**TASK GOAL:**
Check each line of the data below for the word "assessments", then extract the ones that have it.

**SUPPLIED DATA:**
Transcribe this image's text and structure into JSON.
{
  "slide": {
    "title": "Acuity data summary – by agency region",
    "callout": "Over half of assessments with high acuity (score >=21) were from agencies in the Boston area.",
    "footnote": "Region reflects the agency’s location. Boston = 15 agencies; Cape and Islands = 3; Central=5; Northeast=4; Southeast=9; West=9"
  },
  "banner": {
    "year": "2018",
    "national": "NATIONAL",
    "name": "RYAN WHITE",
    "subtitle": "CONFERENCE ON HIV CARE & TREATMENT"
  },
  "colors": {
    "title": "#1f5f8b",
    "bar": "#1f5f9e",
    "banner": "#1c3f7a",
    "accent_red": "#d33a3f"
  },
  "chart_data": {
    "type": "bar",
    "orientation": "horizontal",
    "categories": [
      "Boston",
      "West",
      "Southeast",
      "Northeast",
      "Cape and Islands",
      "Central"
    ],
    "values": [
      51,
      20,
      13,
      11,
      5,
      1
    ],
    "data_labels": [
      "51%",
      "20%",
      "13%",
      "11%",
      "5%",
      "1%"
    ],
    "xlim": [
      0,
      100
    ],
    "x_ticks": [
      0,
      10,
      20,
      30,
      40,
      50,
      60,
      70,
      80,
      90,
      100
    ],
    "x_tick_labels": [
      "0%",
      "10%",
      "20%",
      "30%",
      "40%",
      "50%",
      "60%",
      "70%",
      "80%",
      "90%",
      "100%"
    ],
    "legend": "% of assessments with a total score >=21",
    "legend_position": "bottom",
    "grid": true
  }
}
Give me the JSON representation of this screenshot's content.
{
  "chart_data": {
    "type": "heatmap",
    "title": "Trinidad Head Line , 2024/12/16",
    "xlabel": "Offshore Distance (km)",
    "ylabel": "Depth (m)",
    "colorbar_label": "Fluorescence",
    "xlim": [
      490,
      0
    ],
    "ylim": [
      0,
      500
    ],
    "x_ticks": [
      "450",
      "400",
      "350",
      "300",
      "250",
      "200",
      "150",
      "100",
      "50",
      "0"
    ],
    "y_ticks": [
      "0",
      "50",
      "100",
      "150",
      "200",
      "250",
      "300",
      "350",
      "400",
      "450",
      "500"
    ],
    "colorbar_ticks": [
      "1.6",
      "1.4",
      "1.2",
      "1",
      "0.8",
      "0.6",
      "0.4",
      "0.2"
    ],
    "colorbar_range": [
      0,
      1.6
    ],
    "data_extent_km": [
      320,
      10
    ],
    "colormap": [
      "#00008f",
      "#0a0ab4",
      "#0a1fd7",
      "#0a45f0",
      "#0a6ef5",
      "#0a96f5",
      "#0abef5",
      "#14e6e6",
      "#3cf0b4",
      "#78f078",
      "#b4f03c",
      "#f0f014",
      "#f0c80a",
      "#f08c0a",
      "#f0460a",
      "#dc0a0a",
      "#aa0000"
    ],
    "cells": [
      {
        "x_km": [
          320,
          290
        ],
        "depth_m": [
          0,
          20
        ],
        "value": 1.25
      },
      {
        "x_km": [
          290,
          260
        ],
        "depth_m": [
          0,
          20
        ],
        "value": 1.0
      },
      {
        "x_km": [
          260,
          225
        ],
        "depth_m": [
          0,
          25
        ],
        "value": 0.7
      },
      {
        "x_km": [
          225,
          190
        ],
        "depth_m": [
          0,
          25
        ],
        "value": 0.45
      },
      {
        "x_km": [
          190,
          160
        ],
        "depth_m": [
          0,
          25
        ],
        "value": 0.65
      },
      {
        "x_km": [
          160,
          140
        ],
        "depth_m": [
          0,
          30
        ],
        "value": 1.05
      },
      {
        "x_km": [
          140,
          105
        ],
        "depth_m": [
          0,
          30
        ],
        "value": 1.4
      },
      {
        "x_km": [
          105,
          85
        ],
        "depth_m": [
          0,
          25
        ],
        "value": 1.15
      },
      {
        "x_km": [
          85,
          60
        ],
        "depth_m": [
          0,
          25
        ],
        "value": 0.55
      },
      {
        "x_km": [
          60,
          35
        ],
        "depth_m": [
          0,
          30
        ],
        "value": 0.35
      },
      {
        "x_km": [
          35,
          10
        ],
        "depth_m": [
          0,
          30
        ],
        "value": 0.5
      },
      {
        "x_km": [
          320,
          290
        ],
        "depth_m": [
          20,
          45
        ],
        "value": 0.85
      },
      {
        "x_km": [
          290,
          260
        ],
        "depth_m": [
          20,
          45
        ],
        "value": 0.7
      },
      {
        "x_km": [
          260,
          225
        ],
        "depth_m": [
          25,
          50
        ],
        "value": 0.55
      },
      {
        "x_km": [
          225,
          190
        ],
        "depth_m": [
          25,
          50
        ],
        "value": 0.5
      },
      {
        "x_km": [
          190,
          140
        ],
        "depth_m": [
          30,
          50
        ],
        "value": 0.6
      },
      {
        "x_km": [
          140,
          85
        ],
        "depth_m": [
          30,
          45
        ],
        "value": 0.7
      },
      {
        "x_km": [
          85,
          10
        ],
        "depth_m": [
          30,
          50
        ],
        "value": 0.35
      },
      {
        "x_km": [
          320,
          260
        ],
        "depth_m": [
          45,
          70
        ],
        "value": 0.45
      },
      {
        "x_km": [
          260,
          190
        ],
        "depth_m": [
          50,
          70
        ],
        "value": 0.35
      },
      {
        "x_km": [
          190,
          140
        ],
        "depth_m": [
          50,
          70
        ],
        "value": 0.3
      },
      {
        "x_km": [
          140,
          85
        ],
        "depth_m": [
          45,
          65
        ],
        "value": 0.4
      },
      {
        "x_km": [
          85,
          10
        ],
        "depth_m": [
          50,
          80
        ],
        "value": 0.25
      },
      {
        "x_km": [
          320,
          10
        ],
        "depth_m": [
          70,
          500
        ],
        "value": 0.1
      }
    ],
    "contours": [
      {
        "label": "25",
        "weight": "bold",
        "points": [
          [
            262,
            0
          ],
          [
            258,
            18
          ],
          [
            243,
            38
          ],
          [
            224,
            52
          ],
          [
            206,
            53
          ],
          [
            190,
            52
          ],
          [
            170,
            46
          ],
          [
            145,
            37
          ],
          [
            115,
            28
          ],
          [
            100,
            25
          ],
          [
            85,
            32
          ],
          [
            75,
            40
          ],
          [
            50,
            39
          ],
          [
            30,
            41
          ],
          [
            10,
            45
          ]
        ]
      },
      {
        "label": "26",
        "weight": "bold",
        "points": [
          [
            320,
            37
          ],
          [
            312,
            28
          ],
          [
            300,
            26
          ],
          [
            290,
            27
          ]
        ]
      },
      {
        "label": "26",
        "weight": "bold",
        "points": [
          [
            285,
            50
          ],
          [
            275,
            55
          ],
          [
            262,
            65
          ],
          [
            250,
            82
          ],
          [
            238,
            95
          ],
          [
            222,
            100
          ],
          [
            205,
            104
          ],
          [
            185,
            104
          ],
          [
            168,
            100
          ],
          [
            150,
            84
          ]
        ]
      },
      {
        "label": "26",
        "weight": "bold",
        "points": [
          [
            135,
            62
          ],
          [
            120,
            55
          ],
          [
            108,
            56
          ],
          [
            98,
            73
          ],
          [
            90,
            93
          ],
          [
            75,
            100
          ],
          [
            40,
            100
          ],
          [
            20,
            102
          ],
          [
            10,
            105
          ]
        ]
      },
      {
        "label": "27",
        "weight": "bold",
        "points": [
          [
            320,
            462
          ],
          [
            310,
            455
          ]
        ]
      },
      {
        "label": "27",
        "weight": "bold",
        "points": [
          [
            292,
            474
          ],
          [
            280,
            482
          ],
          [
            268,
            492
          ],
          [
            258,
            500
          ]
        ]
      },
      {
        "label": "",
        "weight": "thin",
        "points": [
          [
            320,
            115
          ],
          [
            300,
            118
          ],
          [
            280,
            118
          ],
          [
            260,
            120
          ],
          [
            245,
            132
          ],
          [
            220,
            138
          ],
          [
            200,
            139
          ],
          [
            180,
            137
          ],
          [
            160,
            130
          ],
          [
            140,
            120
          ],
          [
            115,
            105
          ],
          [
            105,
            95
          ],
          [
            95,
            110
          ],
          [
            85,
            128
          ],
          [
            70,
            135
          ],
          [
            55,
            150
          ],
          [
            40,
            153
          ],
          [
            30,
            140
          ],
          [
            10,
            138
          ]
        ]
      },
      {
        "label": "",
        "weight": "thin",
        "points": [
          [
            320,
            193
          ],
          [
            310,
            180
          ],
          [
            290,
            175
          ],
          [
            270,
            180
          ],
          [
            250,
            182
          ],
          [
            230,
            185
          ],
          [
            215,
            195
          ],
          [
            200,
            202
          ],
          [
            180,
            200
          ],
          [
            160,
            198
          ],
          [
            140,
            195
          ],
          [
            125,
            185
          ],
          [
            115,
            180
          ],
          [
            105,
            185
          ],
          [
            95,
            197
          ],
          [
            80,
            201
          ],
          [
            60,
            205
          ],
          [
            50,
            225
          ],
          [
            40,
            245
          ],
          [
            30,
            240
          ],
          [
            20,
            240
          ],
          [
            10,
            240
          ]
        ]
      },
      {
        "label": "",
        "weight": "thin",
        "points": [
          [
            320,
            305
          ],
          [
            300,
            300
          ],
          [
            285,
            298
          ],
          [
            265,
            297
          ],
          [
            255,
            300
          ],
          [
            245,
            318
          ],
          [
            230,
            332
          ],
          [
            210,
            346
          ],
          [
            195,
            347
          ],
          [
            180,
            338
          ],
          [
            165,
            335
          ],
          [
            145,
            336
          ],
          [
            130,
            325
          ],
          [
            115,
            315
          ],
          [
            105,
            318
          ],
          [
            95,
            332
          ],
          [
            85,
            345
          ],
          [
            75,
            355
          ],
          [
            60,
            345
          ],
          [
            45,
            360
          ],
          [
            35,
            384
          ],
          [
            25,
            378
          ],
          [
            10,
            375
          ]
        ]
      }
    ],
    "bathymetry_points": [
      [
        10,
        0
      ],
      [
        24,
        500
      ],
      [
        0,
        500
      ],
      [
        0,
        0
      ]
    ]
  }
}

**WRITTEN ANSWER:**
    "callout": "Over half of assessments with high acuity (score >=21) were from agencies in the Boston area.",
    "legend": "% of assessments with a total score >=21",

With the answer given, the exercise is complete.